• [ARTICLE]:
··········

France | France, Cour administrative d'appel de PARIS, 5ème chambre, 22 novembre 2024, 23PA03870


Vu la procédure suivante :



Procédure contentieuse antérieure :



M. A... B... a demandé au tribunal administratif de Paris de prononcer la réduction en droits et pénalités des cotisations supplémentaires d'impôt sur le revenu et de contributions sociales auxquelles il a été assujetti au titre de l'année 2014 à concurrence d'un montant de 187 821 euros imposé à tort comme revenu d'origine indéterminée.



Par un jugement n° 2108675 du 28 juin 2023, le tribunal administratif de Paris a rejeté sa demande.



Procédure devant la cour :



Par une requête enregistrée le 28 août 2023, M. B..., représenté p...

Vu la procédure suivante :

Procédure contentieuse antérieure :

M. A... B... a demandé au tribunal administratif de Paris de prononcer la réduction en droits et pénalités des cotisations supplémentaires d'impôt sur le revenu et de contributions sociales auxquelles il a été assujetti au titre de l'année 2014 à concurrence d'un montant de 187 821 euros imposé à tort comme revenu d'origine indéterminée.

Par un jugement n° 2108675 du 28 juin 2023, le tribunal administratif de Paris a rejeté sa demande.

Procédure devant la cour :

Par une requête enregistrée le 28 août 2023, M. B..., représenté par Me Amigo-Bouyssou, demande à la cour :

1°) d'annuler ce jugement ;

2°) de prononcer la décharge, en droits et pénalités, des impositions mises à sa charge à raison des sommes imposées en tant que revenus d'origine indéterminée ;

3°) de mettre à la charge de l'Etat une somme de 4 000 euros hors taxe au titre de l'article L. 761-1 du code de justice administrative.

Il soutient que :

- la procédure de taxation d'office est irrégulière ;

- les cinq crédits bancaires ne peuvent être qualifiés de revenus d'origine indéterminée puisqu'ils correspondent au remboursement de bons anonymes obtenus dans le cadre d'un legs ;

- l'application de la majoration de 40 % pour manquement délibéré est infondée.

··········

Annotations des zones d'image
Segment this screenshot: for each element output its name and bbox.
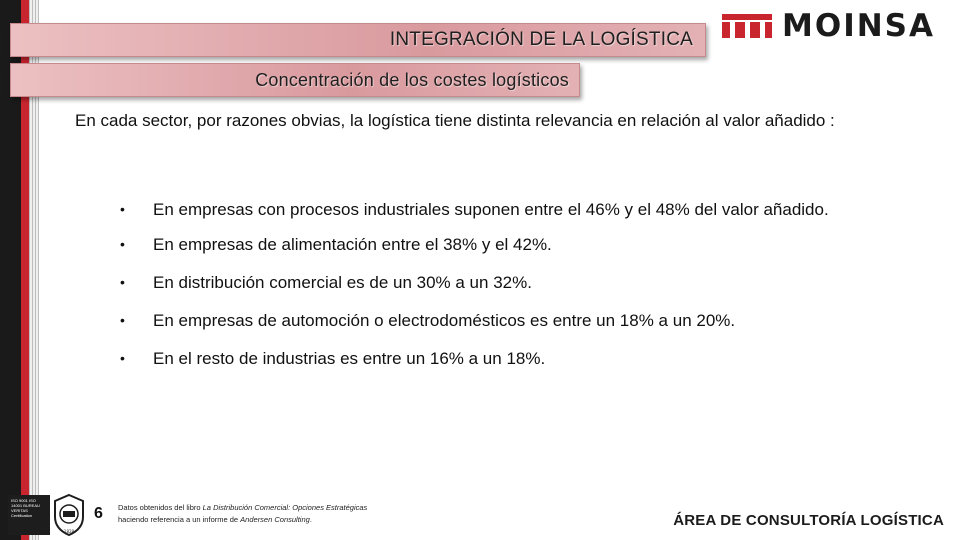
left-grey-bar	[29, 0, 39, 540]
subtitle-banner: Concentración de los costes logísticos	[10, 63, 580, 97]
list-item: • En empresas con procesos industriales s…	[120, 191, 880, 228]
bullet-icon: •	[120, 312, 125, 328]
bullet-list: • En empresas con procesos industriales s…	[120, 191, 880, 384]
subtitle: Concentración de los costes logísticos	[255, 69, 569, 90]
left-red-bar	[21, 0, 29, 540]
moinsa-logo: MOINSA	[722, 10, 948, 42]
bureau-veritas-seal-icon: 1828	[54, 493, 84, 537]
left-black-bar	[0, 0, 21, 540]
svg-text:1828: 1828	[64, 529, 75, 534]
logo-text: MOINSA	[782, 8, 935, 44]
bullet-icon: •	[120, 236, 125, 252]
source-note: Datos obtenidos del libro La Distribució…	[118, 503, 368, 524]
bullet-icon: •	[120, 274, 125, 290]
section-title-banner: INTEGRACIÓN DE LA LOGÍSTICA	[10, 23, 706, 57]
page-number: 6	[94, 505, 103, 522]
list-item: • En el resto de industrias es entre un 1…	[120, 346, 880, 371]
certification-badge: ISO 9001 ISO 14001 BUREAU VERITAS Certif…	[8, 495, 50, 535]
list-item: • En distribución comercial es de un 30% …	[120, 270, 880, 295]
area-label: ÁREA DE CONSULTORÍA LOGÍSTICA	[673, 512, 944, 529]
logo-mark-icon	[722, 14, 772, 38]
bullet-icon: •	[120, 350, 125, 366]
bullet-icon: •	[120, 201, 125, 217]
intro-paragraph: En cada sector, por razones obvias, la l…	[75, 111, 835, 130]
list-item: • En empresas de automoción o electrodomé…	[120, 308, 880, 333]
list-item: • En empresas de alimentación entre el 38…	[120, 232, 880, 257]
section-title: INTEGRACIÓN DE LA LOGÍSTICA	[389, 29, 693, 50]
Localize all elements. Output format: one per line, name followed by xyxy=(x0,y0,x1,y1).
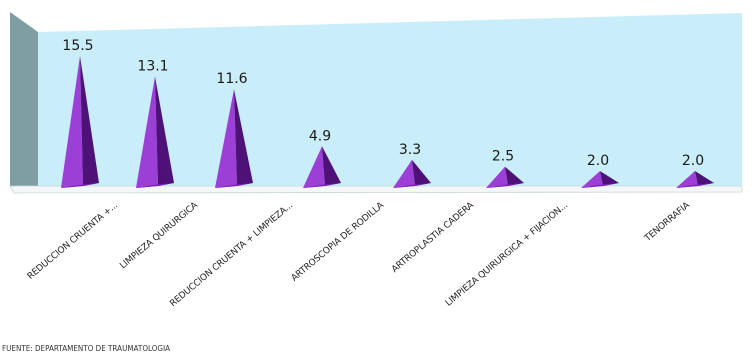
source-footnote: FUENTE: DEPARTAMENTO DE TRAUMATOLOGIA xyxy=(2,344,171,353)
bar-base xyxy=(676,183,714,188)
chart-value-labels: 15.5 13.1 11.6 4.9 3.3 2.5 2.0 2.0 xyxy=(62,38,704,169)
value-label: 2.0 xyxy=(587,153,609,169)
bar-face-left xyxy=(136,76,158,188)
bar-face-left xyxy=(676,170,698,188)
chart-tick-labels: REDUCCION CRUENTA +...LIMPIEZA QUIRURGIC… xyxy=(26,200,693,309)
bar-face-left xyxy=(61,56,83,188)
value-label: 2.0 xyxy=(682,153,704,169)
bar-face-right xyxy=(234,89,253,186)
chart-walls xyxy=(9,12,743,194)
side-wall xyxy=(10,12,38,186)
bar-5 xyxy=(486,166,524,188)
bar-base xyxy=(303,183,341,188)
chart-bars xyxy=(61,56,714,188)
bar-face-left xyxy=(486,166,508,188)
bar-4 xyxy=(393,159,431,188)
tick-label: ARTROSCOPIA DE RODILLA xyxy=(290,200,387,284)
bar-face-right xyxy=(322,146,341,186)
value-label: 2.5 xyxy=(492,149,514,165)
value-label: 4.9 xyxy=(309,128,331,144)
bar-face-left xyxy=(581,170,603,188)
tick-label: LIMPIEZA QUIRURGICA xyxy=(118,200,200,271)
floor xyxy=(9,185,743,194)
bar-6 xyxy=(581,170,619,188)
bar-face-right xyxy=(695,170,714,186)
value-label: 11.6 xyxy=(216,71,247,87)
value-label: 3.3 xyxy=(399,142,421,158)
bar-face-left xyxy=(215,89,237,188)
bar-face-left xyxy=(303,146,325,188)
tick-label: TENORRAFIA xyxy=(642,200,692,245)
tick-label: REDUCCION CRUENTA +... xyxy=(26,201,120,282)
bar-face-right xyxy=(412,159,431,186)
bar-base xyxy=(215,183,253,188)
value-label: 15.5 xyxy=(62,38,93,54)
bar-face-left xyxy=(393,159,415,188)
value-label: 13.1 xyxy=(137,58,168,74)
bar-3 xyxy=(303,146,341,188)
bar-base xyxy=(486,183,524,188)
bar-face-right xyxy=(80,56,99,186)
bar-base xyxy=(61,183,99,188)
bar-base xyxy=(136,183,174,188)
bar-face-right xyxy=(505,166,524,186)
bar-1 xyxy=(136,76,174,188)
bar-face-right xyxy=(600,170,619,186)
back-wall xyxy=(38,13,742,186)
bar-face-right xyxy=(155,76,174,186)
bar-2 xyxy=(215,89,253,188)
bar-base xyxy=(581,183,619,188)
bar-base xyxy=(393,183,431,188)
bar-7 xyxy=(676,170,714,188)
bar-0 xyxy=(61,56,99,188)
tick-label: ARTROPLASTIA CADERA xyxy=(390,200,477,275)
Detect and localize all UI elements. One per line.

··········

• [DÉTAILS DE LA TÂCHE]:
Recopiez intégralement et sans aucune modification la décision de la cour administrative d'appel reproduite ci-dessus.

• [SOLUTION PROPOSÉE]:
France | France, Cour administrative d'appel de PARIS, 5ème chambre, 22 novembre 2024, 23PA03870


Vu la procédure suivante :



Procédure contentieuse antérieure :



M. A... B... a demandé au tribunal administratif de Paris de prononcer la réduction en droits et pénalités des cotisations supplémentaires d'impôt sur le revenu et de contributions sociales auxquelles il a été assujetti au titre de l'année 2014 à concurrence d'un montant de 187 821 euros imposé à tort comme revenu d'origine indéterminée.



Par un jugement n° 2108675 du 28 juin 2023, le tribunal administratif de Paris a rejeté sa demande.



Procédure devant la cour :



Par une requête enregistrée le 28 août 2023, M. B..., représenté p...

Vu la procédure suivante :

Procédure contentieuse antérieure :

M. A... B... a demandé au tribunal administratif de Paris de prononcer la réduction en droits et pénalités des cotisations supplémentaires d'impôt sur le revenu et de contributions sociales auxquelles il a été assujetti au titre de l'année 2014 à concurrence d'un montant de 187 821 euros imposé à tort comme revenu d'origine indéterminée.

Par un jugement n° 2108675 du 28 juin 2023, le tribunal administratif de Paris a rejeté sa demande.

Procédure devant la cour :

Par une requête enregistrée le 28 août 2023, M. B..., représenté par Me Amigo-Bouyssou, demande à la cour :

1°) d'annuler ce jugement ;

2°) de prononcer la décharge, en droits et pénalités, des impositions mises à sa charge à raison des sommes imposées en tant que revenus d'origine indéterminée ;

3°) de mettre à la charge de l'Etat une somme de 4 000 euros hors taxe au titre de l'article L. 761-1 du code de justice administrative.

Il soutient que :

- la procédure de taxation d'office est irrégulière ;

- les cinq crédits bancaires ne peuvent être qualifiés de revenus d'origine indéterminée puisqu'ils correspondent au remboursement de bons anonymes obtenus dans le cadre d'un legs ;

- l'application de la majoration de 40 % pour manquement délibéré est infondée.